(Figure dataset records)
- - -

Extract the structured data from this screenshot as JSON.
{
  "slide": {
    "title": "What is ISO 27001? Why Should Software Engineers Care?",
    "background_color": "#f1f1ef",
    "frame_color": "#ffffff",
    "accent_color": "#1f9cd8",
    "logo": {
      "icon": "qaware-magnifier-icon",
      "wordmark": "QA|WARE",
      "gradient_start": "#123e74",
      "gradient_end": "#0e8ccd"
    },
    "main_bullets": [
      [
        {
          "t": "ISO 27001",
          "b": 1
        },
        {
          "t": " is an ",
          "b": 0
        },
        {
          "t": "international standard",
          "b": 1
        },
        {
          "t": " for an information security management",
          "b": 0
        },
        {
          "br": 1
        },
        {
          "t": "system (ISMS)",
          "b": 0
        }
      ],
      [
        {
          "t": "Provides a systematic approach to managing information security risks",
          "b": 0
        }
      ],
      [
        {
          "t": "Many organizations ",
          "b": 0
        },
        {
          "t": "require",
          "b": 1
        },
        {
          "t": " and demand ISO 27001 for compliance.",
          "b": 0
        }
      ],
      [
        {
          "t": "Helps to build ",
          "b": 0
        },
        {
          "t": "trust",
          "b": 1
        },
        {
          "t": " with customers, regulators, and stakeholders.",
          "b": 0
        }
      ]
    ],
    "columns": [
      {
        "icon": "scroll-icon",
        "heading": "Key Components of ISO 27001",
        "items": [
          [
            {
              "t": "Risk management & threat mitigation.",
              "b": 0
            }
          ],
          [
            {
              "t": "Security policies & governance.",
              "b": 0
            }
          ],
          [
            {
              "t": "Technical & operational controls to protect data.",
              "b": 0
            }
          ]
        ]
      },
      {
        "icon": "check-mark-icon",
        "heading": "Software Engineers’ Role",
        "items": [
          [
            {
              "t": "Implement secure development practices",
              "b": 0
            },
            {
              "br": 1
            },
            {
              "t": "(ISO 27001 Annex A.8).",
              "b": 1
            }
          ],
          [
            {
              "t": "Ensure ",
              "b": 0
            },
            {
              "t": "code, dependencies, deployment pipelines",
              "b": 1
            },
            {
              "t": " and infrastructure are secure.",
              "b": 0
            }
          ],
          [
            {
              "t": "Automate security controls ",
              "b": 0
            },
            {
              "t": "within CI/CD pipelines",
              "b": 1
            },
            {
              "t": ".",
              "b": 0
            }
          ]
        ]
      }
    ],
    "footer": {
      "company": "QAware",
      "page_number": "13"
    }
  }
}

- - -

Extract lines where the string "Software" occurs.

    "title": "What is ISO 27001? Why Should Software Engineers Care?",
        "heading": "Software Engineers’ Role",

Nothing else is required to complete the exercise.